**Objective:** Write every line out verbatim and omit the pictures.

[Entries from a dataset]
_ _ _ _ _

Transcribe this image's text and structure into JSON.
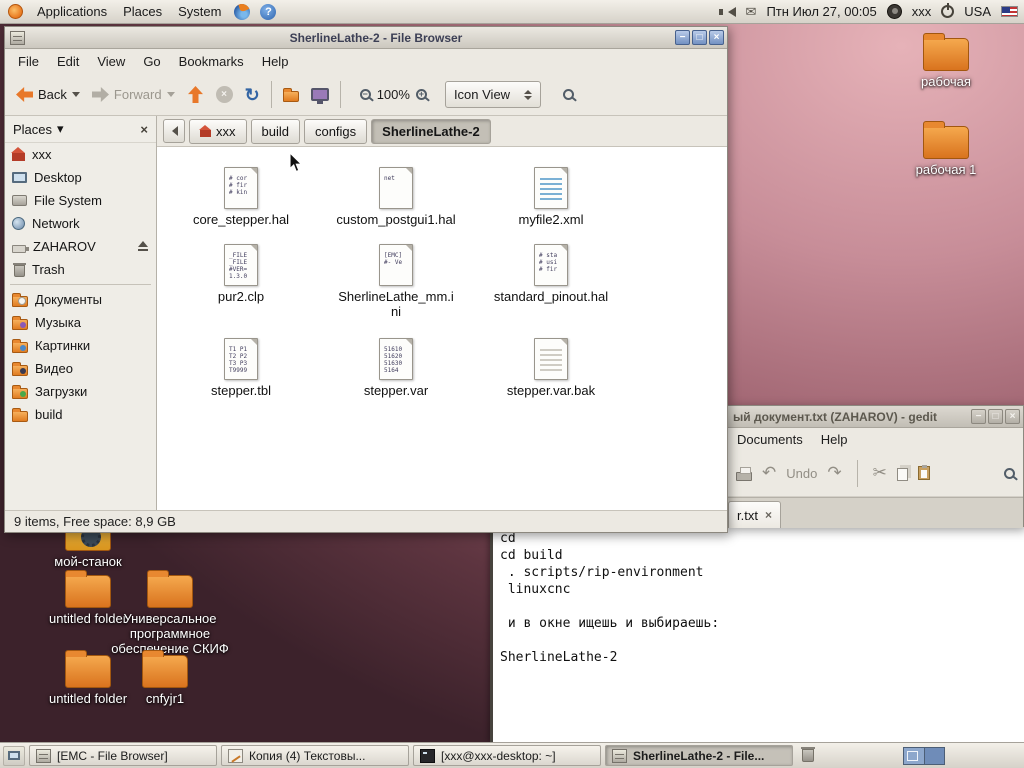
{
  "icons": {
    "help": "?",
    "mail": "✉",
    "refresh": "↻",
    "undo": "↶",
    "redo": "↷",
    "cut": "✂",
    "minimize": "−",
    "maximize": "□",
    "close": "×",
    "caret": "▾",
    "zoom_out": "−",
    "zoom_in": "+"
  },
  "colors": {
    "accent_orange": "#e8782a",
    "titlebar_button_blue": "#7391c2",
    "workspace_blue": "#6f8cb8"
  },
  "top_panel": {
    "menus": [
      "Applications",
      "Places",
      "System"
    ],
    "clock": "Птн Июл 27, 00:05",
    "user": "xxx",
    "layout": "USA"
  },
  "file_browser": {
    "title": "SherlineLathe-2 - File Browser",
    "menus": [
      "File",
      "Edit",
      "View",
      "Go",
      "Bookmarks",
      "Help"
    ],
    "toolbar": {
      "back": "Back",
      "forward": "Forward",
      "zoom_level": "100%",
      "view_mode": "Icon View"
    },
    "path": [
      "xxx",
      "build",
      "configs",
      "SherlineLathe-2"
    ],
    "sidebar": {
      "title": "Places",
      "items": [
        "xxx",
        "Desktop",
        "File System",
        "Network",
        "ZAHAROV",
        "Trash",
        "Документы",
        "Музыка",
        "Картинки",
        "Видео",
        "Загрузки",
        "build"
      ]
    },
    "files": [
      {
        "name": "core_stepper.hal",
        "icon": "ficon text",
        "preview": [
          "# cor",
          "# fir",
          "# kin",
          ""
        ]
      },
      {
        "name": "custom_postgui1.hal",
        "icon": "ficon text",
        "preview": [
          "",
          "",
          "net",
          ""
        ]
      },
      {
        "name": "myfile2.xml",
        "icon": "ficon xml",
        "preview": [
          "",
          "",
          "",
          ""
        ]
      },
      {
        "name": "pur2.clp",
        "icon": "ficon text",
        "preview": [
          "_FILE",
          "_FILE",
          "#VER=",
          "1.3.0"
        ]
      },
      {
        "name": "SherlineLathe_mm.ini",
        "icon": "ficon text",
        "preview": [
          "[EMC]",
          "",
          "#- Ve",
          ""
        ]
      },
      {
        "name": "standard_pinout.hal",
        "icon": "ficon text",
        "preview": [
          "# sta",
          "# usi",
          "# fir",
          ""
        ]
      },
      {
        "name": "stepper.tbl",
        "icon": "ficon text",
        "preview": [
          "T1 P1",
          "T2 P2",
          "T3 P3",
          "T9999"
        ]
      },
      {
        "name": "stepper.var",
        "icon": "ficon text",
        "preview": [
          "51610",
          "51620",
          "51630",
          "5164"
        ]
      },
      {
        "name": "stepper.var.bak",
        "icon": "ficon plain",
        "preview": [
          "",
          "",
          "",
          ""
        ]
      }
    ],
    "status": "9 items, Free space: 8,9 GB"
  },
  "desktop": {
    "right_icons": [
      "рабочая",
      "рабочая 1"
    ],
    "left_icons": [
      "мой-станок",
      "untitled folder",
      "Универсальное программное обеспечение СКИФ",
      "untitled folder",
      "cnfyjr1"
    ]
  },
  "gedit": {
    "title": "ый документ.txt (ZAHAROV) - gedit",
    "menus": [
      "Documents",
      "Help"
    ],
    "undo_label": "Undo",
    "tab": "r.txt"
  },
  "terminal": {
    "lines": [
      "cd",
      "cd build",
      " . scripts/rip-environment",
      " linuxcnc",
      "",
      " и в окне ищешь и выбираешь:",
      "",
      "SherlineLathe-2"
    ]
  },
  "taskbar": {
    "buttons": [
      "[EMC - File Browser]",
      "Копия (4) Текстовы...",
      "[xxx@xxx-desktop: ~]",
      "SherlineLathe-2 - File..."
    ]
  }
}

_ _ _ _ _

**Expected output:**
Transcribe this image's text and structure into JSON.
{
  "icons": {
    "help": "?",
    "mail": "✉",
    "refresh": "↻",
    "undo": "↶",
    "redo": "↷",
    "cut": "✂",
    "minimize": "−",
    "maximize": "□",
    "close": "×",
    "caret": "▾",
    "zoom_out": "−",
    "zoom_in": "+"
  },
  "colors": {
    "accent_orange": "#e8782a",
    "titlebar_button_blue": "#7391c2",
    "workspace_blue": "#6f8cb8"
  },
  "top_panel": {
    "menus": [
      "Applications",
      "Places",
      "System"
    ],
    "clock": "Птн Июл 27, 00:05",
    "user": "xxx",
    "layout": "USA"
  },
  "file_browser": {
    "title": "SherlineLathe-2 - File Browser",
    "menus": [
      "File",
      "Edit",
      "View",
      "Go",
      "Bookmarks",
      "Help"
    ],
    "toolbar": {
      "back": "Back",
      "forward": "Forward",
      "zoom_level": "100%",
      "view_mode": "Icon View"
    },
    "path": [
      "xxx",
      "build",
      "configs",
      "SherlineLathe-2"
    ],
    "sidebar": {
      "title": "Places",
      "items": [
        "xxx",
        "Desktop",
        "File System",
        "Network",
        "ZAHAROV",
        "Trash",
        "Документы",
        "Музыка",
        "Картинки",
        "Видео",
        "Загрузки",
        "build"
      ]
    },
    "files": [
      {
        "name": "core_stepper.hal",
        "icon": "ficon text",
        "preview": [
          "# cor",
          "# fir",
          "# kin",
          ""
        ]
      },
      {
        "name": "custom_postgui1.hal",
        "icon": "ficon text",
        "preview": [
          "",
          "",
          "net",
          ""
        ]
      },
      {
        "name": "myfile2.xml",
        "icon": "ficon xml",
        "preview": [
          "",
          "",
          "",
          ""
        ]
      },
      {
        "name": "pur2.clp",
        "icon": "ficon text",
        "preview": [
          "_FILE",
          "_FILE",
          "#VER=",
          "1.3.0"
        ]
      },
      {
        "name": "SherlineLathe_mm.ini",
        "icon": "ficon text",
        "preview": [
          "[EMC]",
          "",
          "#- Ve",
          ""
        ]
      },
      {
        "name": "standard_pinout.hal",
        "icon": "ficon text",
        "preview": [
          "# sta",
          "# usi",
          "# fir",
          ""
        ]
      },
      {
        "name": "stepper.tbl",
        "icon": "ficon text",
        "preview": [
          "T1 P1",
          "T2 P2",
          "T3 P3",
          "T9999"
        ]
      },
      {
        "name": "stepper.var",
        "icon": "ficon text",
        "preview": [
          "51610",
          "51620",
          "51630",
          "5164"
        ]
      },
      {
        "name": "stepper.var.bak",
        "icon": "ficon plain",
        "preview": [
          "",
          "",
          "",
          ""
        ]
      }
    ],
    "status": "9 items, Free space: 8,9 GB"
  },
  "desktop": {
    "right_icons": [
      "рабочая",
      "рабочая 1"
    ],
    "left_icons": [
      "мой-станок",
      "untitled folder",
      "Универсальное программное обеспечение СКИФ",
      "untitled folder",
      "cnfyjr1"
    ]
  },
  "gedit": {
    "title": "ый документ.txt (ZAHAROV) - gedit",
    "menus": [
      "Documents",
      "Help"
    ],
    "undo_label": "Undo",
    "tab": "r.txt"
  },
  "terminal": {
    "lines": [
      "cd",
      "cd build",
      " . scripts/rip-environment",
      " linuxcnc",
      "",
      " и в окне ищешь и выбираешь:",
      "",
      "SherlineLathe-2"
    ]
  },
  "taskbar": {
    "buttons": [
      "[EMC - File Browser]",
      "Копия (4) Текстовы...",
      "[xxx@xxx-desktop: ~]",
      "SherlineLathe-2 - File..."
    ]
  }
}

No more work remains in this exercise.